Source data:

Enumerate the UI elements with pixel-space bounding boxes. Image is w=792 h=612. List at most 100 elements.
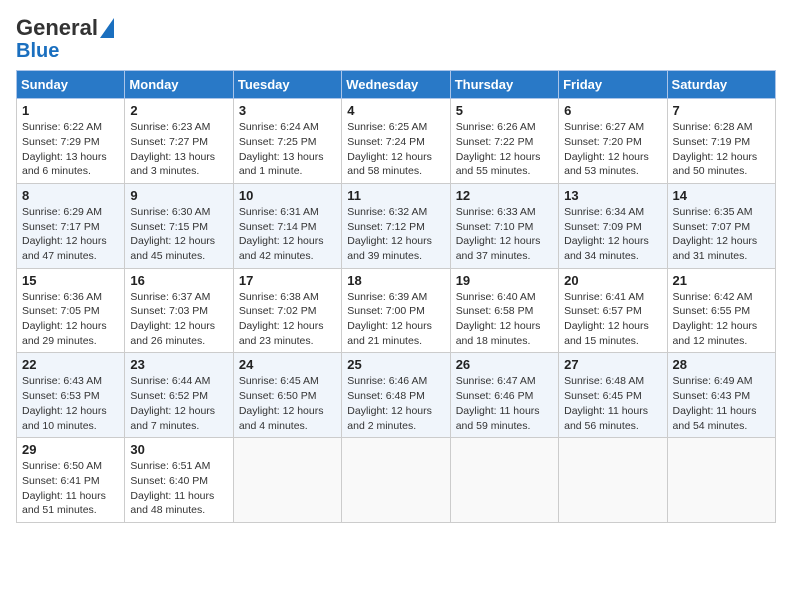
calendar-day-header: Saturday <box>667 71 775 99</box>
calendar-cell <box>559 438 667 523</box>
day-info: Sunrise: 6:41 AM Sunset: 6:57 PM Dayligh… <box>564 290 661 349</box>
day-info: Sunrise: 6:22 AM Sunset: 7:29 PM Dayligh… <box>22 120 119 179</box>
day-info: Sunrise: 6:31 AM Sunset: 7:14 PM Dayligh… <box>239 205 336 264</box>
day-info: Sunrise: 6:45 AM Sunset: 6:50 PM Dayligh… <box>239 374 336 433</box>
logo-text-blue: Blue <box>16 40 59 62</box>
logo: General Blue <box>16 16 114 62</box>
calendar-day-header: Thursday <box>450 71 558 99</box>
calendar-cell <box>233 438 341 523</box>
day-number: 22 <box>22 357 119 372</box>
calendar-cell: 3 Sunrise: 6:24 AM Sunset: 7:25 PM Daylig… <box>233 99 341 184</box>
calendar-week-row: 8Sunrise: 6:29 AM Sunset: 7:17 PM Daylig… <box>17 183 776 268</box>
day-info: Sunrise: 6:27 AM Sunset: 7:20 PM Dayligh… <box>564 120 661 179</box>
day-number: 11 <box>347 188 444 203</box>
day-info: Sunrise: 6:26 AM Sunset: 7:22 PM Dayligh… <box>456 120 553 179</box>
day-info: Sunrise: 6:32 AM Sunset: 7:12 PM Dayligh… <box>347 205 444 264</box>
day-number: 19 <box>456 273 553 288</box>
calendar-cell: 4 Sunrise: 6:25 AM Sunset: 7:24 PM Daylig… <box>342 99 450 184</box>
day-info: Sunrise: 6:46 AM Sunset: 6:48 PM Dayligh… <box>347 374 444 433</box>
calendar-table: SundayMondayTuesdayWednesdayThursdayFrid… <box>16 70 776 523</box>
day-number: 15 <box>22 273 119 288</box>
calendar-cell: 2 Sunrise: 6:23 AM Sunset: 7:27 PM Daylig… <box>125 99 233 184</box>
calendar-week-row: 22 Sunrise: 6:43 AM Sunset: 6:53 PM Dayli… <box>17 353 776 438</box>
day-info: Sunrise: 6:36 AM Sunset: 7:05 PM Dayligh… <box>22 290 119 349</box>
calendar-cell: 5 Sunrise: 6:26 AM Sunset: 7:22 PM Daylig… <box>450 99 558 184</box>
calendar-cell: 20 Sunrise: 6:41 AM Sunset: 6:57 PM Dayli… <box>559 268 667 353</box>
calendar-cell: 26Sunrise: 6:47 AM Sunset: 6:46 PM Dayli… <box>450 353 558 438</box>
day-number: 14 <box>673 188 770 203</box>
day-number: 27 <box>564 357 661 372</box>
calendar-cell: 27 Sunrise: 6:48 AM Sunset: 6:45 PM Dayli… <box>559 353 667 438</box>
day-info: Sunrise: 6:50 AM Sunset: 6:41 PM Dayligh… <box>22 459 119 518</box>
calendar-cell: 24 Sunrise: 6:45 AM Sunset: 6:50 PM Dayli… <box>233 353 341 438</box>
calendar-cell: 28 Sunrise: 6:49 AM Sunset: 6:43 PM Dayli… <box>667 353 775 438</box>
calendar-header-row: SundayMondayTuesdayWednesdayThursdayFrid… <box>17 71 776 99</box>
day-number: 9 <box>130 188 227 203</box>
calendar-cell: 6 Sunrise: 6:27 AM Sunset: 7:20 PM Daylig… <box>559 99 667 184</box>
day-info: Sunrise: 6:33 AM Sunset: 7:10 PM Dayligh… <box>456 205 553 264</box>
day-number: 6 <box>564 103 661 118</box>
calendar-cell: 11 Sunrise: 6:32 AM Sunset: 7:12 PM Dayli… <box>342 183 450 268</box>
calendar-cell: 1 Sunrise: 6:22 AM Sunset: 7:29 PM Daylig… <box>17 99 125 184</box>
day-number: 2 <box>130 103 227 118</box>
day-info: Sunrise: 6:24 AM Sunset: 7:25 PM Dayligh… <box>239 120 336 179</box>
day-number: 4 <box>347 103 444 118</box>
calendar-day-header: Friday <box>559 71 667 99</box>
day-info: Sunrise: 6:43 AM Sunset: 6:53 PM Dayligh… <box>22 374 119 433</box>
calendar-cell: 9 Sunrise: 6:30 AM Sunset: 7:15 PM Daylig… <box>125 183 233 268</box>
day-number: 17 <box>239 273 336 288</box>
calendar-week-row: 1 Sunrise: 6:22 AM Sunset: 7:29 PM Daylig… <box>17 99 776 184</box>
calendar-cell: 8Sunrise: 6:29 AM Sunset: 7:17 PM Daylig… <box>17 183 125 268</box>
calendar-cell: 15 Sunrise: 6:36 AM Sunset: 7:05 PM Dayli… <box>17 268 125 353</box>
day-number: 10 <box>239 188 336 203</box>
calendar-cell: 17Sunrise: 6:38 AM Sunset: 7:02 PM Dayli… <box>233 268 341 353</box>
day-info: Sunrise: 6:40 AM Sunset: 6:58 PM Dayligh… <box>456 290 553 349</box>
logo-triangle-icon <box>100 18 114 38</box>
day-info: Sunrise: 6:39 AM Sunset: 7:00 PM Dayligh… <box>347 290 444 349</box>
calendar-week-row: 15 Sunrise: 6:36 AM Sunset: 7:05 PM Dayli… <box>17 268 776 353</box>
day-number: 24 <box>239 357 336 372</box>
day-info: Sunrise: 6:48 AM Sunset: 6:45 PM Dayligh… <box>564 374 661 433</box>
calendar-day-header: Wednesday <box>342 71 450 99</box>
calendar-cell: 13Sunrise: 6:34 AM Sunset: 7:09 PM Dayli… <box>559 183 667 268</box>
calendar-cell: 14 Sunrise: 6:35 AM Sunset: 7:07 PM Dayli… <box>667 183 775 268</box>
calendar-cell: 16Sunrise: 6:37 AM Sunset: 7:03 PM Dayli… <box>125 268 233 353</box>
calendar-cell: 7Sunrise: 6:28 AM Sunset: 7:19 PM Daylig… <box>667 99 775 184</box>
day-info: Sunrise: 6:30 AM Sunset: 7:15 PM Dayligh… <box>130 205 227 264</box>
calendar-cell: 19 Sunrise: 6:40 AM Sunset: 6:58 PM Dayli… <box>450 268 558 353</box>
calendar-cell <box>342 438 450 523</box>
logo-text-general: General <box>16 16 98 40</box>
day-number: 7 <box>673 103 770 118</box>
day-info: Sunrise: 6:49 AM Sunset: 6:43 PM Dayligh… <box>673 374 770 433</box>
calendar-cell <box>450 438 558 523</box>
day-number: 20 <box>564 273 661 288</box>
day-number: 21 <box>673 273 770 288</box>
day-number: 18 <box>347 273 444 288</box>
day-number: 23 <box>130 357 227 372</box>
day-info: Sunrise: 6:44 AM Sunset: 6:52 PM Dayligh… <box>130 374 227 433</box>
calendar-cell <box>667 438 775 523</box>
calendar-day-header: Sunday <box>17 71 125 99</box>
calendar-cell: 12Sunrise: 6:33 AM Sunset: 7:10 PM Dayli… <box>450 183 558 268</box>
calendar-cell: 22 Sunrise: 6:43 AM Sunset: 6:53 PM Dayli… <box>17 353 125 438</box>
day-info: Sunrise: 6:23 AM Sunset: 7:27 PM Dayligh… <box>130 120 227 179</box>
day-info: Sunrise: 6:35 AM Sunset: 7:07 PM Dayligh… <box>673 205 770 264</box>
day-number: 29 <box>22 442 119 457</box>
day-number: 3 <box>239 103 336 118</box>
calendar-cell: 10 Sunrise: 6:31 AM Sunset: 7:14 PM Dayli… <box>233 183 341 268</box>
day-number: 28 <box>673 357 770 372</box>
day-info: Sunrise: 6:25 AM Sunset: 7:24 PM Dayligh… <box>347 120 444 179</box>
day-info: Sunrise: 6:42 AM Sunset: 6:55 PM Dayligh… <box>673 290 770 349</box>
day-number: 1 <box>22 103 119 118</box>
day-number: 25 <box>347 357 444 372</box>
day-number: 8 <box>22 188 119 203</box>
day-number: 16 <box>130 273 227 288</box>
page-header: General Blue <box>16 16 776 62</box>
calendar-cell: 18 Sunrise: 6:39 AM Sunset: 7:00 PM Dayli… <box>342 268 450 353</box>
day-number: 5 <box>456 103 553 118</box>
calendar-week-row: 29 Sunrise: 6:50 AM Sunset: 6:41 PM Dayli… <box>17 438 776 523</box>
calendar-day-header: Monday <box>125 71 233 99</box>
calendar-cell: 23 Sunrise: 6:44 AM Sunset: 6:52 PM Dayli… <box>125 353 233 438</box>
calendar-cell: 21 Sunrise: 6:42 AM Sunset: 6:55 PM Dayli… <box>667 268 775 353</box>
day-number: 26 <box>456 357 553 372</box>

...

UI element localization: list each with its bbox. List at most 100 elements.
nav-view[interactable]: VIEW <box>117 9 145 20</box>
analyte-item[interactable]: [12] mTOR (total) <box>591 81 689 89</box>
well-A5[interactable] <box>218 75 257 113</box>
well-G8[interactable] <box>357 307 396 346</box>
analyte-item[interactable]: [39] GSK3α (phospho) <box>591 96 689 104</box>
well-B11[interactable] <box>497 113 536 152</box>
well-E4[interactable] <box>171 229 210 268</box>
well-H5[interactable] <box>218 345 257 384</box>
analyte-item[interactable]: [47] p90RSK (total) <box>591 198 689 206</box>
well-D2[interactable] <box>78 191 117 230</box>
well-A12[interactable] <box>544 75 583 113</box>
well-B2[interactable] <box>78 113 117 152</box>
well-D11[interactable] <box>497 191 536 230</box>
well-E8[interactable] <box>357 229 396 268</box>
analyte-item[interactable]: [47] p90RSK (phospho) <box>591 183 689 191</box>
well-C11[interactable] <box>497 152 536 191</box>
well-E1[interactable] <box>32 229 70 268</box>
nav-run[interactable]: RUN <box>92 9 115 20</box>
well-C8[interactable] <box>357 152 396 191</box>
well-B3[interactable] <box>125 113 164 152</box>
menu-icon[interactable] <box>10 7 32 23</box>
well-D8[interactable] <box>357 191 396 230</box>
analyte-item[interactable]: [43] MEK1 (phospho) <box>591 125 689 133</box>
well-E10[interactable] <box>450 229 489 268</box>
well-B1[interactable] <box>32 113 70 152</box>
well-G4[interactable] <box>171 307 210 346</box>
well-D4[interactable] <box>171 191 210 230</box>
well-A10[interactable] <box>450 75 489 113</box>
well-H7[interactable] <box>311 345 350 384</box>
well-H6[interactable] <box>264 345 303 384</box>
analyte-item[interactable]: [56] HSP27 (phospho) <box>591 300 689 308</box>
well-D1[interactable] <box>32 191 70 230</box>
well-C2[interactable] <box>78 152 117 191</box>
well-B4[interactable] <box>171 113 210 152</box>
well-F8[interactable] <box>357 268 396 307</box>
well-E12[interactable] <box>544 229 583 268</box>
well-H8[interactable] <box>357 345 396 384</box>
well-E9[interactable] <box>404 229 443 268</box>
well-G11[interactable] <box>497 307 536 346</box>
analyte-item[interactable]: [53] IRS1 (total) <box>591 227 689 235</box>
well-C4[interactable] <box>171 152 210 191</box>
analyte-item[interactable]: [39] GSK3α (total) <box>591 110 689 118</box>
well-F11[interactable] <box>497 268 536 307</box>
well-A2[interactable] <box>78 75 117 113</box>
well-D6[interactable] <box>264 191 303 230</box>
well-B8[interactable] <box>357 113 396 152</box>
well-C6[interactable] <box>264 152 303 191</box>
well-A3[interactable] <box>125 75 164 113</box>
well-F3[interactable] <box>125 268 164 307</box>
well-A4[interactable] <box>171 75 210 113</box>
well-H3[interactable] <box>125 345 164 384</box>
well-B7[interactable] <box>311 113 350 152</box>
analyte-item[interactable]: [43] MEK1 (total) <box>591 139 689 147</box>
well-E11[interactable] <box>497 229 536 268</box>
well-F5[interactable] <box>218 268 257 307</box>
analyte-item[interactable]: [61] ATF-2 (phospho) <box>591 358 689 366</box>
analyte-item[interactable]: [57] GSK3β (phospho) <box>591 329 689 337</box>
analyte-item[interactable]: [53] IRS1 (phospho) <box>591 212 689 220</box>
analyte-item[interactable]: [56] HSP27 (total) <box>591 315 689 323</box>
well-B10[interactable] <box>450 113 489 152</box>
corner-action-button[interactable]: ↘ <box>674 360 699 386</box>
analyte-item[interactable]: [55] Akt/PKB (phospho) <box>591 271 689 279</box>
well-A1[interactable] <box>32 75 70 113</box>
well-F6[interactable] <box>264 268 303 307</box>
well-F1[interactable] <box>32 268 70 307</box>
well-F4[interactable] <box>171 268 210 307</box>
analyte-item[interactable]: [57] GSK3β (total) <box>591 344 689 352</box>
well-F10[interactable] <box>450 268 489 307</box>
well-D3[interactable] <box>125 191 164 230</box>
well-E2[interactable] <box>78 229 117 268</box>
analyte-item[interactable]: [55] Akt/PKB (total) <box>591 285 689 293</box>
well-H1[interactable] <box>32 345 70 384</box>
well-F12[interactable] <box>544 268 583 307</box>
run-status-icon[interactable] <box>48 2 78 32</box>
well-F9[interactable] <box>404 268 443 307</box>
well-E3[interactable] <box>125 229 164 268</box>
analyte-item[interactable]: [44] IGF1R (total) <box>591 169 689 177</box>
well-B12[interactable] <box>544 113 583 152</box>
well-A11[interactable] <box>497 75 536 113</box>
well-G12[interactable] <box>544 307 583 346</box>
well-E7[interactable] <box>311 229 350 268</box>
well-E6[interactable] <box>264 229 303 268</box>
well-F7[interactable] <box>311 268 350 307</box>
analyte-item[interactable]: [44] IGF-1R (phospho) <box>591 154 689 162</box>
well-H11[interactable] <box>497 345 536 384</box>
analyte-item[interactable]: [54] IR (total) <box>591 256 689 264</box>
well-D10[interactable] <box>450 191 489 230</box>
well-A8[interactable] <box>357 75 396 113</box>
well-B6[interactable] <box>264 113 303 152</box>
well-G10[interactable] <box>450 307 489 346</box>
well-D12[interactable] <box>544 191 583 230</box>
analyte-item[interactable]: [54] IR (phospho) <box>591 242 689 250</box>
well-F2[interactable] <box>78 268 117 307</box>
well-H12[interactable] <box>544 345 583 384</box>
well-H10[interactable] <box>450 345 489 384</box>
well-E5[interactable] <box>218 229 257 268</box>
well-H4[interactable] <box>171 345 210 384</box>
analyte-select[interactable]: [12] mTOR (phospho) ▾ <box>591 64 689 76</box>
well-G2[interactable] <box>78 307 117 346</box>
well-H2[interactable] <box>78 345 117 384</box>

---

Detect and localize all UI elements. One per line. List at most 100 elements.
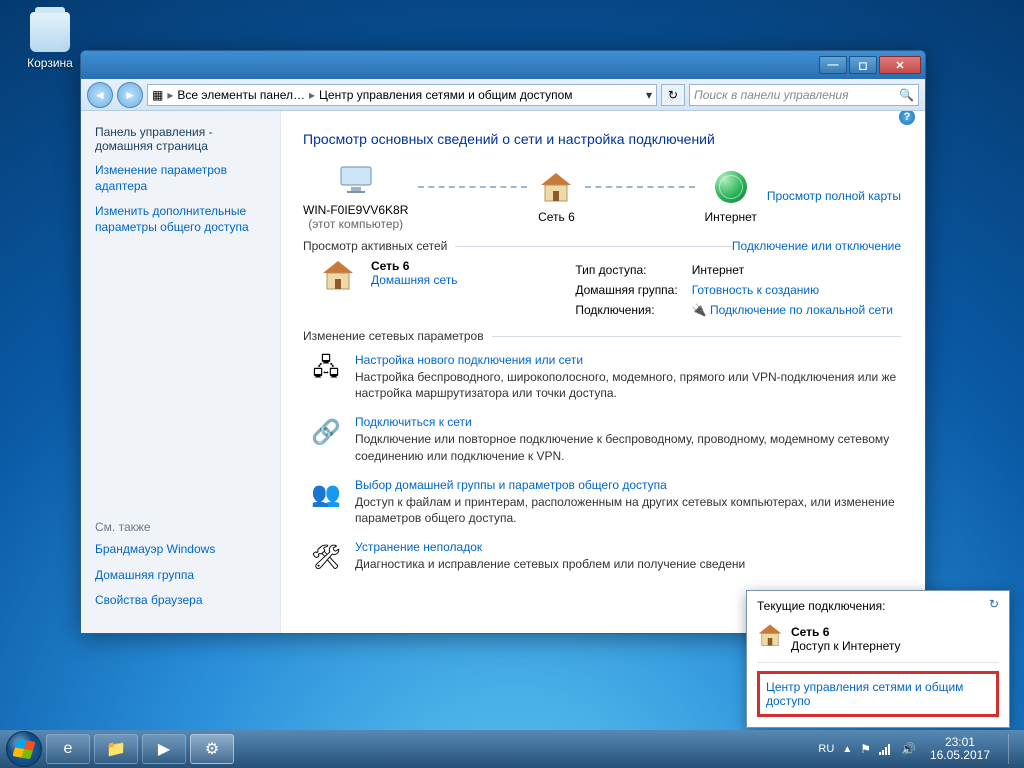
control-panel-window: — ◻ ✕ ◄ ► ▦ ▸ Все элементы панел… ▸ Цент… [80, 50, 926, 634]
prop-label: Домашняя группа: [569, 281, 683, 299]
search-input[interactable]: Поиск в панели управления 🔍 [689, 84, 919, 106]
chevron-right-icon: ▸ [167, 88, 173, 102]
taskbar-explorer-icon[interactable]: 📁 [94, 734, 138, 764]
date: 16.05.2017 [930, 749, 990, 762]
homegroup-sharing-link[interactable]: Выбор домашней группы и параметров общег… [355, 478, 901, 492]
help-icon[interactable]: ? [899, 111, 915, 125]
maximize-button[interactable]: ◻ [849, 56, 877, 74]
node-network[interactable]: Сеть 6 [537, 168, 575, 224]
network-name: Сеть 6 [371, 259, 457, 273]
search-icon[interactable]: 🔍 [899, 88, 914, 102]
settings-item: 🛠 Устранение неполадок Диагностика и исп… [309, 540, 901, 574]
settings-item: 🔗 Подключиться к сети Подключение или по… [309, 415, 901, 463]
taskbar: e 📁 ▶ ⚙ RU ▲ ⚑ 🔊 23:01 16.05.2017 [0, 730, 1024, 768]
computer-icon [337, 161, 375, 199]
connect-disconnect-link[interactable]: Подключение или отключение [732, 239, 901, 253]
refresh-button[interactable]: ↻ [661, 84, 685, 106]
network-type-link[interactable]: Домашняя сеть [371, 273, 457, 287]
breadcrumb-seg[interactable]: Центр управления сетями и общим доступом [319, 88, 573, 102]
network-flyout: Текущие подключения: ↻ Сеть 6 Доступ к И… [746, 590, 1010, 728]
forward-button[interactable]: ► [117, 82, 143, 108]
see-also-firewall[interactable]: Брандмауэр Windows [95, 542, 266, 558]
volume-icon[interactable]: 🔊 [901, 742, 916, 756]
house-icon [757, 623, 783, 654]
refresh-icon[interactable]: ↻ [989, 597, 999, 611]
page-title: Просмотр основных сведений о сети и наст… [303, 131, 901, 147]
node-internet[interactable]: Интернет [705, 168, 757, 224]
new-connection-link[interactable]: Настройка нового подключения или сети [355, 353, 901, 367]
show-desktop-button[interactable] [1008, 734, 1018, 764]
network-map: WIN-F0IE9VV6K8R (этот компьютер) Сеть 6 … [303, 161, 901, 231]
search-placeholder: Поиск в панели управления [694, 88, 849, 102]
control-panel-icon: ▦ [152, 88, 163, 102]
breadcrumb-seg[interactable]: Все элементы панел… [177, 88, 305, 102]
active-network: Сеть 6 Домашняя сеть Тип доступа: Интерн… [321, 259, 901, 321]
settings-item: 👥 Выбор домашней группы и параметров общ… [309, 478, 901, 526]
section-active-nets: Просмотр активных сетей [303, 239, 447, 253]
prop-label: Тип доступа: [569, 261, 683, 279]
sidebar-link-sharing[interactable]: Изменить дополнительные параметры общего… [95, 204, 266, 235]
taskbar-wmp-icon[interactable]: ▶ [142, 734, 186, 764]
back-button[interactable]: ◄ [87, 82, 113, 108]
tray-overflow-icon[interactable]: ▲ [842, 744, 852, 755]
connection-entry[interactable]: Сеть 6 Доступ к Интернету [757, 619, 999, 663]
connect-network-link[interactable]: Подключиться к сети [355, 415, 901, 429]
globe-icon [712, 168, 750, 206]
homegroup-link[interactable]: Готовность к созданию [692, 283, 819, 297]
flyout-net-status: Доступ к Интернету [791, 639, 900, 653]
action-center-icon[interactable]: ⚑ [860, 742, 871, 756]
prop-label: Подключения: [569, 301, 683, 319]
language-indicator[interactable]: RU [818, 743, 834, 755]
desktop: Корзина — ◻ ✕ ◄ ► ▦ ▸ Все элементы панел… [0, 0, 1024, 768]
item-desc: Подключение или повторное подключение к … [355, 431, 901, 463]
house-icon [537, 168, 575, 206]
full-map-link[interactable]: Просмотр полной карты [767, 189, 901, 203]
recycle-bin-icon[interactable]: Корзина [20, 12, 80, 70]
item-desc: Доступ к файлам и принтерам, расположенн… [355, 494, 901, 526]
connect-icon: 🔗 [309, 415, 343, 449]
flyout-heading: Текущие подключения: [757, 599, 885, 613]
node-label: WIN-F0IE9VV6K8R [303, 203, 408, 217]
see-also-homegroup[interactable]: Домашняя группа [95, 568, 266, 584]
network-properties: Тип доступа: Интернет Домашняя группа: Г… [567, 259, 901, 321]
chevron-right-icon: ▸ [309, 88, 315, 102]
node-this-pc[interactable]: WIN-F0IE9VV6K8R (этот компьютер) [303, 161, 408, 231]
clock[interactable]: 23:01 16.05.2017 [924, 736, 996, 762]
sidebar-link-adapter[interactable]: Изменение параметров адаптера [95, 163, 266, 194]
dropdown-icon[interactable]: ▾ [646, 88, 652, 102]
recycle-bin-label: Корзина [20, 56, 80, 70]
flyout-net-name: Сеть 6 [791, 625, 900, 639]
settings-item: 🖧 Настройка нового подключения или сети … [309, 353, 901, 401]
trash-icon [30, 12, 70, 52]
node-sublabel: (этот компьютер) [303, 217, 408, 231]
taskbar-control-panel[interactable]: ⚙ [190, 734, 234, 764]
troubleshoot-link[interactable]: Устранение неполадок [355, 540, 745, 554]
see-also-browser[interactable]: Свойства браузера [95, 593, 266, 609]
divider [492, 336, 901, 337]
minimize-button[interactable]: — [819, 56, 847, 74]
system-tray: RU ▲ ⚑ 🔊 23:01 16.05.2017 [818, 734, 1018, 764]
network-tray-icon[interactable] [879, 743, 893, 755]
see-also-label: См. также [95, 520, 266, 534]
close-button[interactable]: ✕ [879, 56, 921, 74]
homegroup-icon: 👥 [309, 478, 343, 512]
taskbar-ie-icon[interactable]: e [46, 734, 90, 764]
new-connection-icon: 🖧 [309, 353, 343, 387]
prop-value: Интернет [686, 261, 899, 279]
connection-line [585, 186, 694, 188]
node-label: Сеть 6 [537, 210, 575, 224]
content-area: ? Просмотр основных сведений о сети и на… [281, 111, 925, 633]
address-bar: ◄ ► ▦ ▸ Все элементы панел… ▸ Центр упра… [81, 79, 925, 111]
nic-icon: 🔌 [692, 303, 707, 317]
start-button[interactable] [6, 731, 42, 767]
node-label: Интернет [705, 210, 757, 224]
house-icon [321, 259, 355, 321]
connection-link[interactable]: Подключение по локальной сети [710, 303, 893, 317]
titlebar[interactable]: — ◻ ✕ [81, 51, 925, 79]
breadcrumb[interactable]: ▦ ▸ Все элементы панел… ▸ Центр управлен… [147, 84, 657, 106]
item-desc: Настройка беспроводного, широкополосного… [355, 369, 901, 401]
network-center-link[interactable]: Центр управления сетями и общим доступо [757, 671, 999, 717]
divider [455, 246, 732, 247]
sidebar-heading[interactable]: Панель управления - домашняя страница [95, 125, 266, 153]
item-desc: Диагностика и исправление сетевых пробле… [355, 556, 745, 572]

Exercise goal: Convert the rows from the one containing "control-panel-window: — ◻" through the one containing "chevron-right-icon: ▸ [167, 88, 173, 102]" into a Markdown table with the columns No. and Entry, omitting blank lines.

Response to this task:
| No. | Entry |
|---|---|
| 1 | control-panel-window: — ◻ ✕ ◄ ► ▦ ▸ Все элементы панел… ▸ Цент… [80, 50, 926, 634] |
| 2 | prop-label: Домашняя группа: [569, 281, 683, 299] |
| 3 | search-input[interactable]: Поиск в панели управления 🔍 [689, 84, 919, 106] |
| 4 | chevron-right-icon: ▸ [167, 88, 173, 102] |